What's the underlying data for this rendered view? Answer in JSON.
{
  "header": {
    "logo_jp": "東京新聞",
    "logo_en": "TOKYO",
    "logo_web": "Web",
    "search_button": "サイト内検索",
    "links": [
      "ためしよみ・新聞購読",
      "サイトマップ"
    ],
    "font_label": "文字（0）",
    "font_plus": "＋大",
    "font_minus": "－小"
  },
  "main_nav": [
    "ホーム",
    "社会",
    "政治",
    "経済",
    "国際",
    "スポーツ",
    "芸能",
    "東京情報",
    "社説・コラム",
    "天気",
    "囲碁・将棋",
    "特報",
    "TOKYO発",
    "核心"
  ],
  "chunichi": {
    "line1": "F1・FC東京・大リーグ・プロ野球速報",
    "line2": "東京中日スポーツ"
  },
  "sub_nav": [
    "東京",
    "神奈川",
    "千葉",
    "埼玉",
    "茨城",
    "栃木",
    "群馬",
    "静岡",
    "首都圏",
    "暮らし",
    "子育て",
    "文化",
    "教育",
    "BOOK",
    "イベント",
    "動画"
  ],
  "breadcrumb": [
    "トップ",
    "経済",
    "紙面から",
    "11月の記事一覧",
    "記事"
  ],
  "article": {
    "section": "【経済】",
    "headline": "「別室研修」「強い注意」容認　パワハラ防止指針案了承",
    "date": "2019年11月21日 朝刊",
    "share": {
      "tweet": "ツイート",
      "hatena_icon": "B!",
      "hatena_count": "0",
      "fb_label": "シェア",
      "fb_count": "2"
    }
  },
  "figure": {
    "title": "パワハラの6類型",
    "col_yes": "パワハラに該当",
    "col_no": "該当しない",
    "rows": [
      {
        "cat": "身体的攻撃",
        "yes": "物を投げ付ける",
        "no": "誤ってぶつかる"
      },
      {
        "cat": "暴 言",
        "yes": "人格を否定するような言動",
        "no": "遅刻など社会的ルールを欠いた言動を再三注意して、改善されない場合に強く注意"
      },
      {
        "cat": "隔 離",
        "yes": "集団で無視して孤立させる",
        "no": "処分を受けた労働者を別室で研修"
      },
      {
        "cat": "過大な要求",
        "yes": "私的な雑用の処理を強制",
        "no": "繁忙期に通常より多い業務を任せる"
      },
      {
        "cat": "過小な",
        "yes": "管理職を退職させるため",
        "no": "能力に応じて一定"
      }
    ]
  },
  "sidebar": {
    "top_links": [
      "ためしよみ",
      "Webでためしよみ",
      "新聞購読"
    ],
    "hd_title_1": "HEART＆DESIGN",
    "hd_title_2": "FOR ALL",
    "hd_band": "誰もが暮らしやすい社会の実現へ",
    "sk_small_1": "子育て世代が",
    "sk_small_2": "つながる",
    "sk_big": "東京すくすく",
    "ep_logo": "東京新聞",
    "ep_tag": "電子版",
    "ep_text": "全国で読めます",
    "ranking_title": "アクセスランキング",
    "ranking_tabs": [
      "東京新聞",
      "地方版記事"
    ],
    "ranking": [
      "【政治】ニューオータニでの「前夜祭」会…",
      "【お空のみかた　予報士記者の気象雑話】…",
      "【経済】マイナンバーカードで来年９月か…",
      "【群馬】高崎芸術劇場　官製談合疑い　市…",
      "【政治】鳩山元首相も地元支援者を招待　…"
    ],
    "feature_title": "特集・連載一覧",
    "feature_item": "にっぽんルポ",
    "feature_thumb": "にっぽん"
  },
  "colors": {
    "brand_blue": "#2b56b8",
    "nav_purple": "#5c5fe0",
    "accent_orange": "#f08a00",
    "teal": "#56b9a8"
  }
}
--- --- ---
● Required work: Transcribe all of the entries without altering anything.

● Written reply:
What's the underlying data for this rendered view? Answer in JSON.
{
  "header": {
    "logo_jp": "東京新聞",
    "logo_en": "TOKYO",
    "logo_web": "Web",
    "search_button": "サイト内検索",
    "links": [
      "ためしよみ・新聞購読",
      "サイトマップ"
    ],
    "font_label": "文字（0）",
    "font_plus": "＋大",
    "font_minus": "－小"
  },
  "main_nav": [
    "ホーム",
    "社会",
    "政治",
    "経済",
    "国際",
    "スポーツ",
    "芸能",
    "東京情報",
    "社説・コラム",
    "天気",
    "囲碁・将棋",
    "特報",
    "TOKYO発",
    "核心"
  ],
  "chunichi": {
    "line1": "F1・FC東京・大リーグ・プロ野球速報",
    "line2": "東京中日スポーツ"
  },
  "sub_nav": [
    "東京",
    "神奈川",
    "千葉",
    "埼玉",
    "茨城",
    "栃木",
    "群馬",
    "静岡",
    "首都圏",
    "暮らし",
    "子育て",
    "文化",
    "教育",
    "BOOK",
    "イベント",
    "動画"
  ],
  "breadcrumb": [
    "トップ",
    "経済",
    "紙面から",
    "11月の記事一覧",
    "記事"
  ],
  "article": {
    "section": "【経済】",
    "headline": "「別室研修」「強い注意」容認　パワハラ防止指針案了承",
    "date": "2019年11月21日 朝刊",
    "share": {
      "tweet": "ツイート",
      "hatena_icon": "B!",
      "hatena_count": "0",
      "fb_label": "シェア",
      "fb_count": "2"
    }
  },
  "figure": {
    "title": "パワハラの6類型",
    "col_yes": "パワハラに該当",
    "col_no": "該当しない",
    "rows": [
      {
        "cat": "身体的攻撃",
        "yes": "物を投げ付ける",
        "no": "誤ってぶつかる"
      },
      {
        "cat": "暴 言",
        "yes": "人格を否定するような言動",
        "no": "遅刻など社会的ルールを欠いた言動を再三注意して、改善されない場合に強く注意"
      },
      {
        "cat": "隔 離",
        "yes": "集団で無視して孤立させる",
        "no": "処分を受けた労働者を別室で研修"
      },
      {
        "cat": "過大な要求",
        "yes": "私的な雑用の処理を強制",
        "no": "繁忙期に通常より多い業務を任せる"
      },
      {
        "cat": "過小な",
        "yes": "管理職を退職させるため",
        "no": "能力に応じて一定"
      }
    ]
  },
  "sidebar": {
    "top_links": [
      "ためしよみ",
      "Webでためしよみ",
      "新聞購読"
    ],
    "hd_title_1": "HEART＆DESIGN",
    "hd_title_2": "FOR ALL",
    "hd_band": "誰もが暮らしやすい社会の実現へ",
    "sk_small_1": "子育て世代が",
    "sk_small_2": "つながる",
    "sk_big": "東京すくすく",
    "ep_logo": "東京新聞",
    "ep_tag": "電子版",
    "ep_text": "全国で読めます",
    "ranking_title": "アクセスランキング",
    "ranking_tabs": [
      "東京新聞",
      "地方版記事"
    ],
    "ranking": [
      "【政治】ニューオータニでの「前夜祭」会…",
      "【お空のみかた　予報士記者の気象雑話】…",
      "【経済】マイナンバーカードで来年９月か…",
      "【群馬】高崎芸術劇場　官製談合疑い　市…",
      "【政治】鳩山元首相も地元支援者を招待　…"
    ],
    "feature_title": "特集・連載一覧",
    "feature_item": "にっぽんルポ",
    "feature_thumb": "にっぽん"
  },
  "colors": {
    "brand_blue": "#2b56b8",
    "nav_purple": "#5c5fe0",
    "accent_orange": "#f08a00",
    "teal": "#56b9a8"
  }
}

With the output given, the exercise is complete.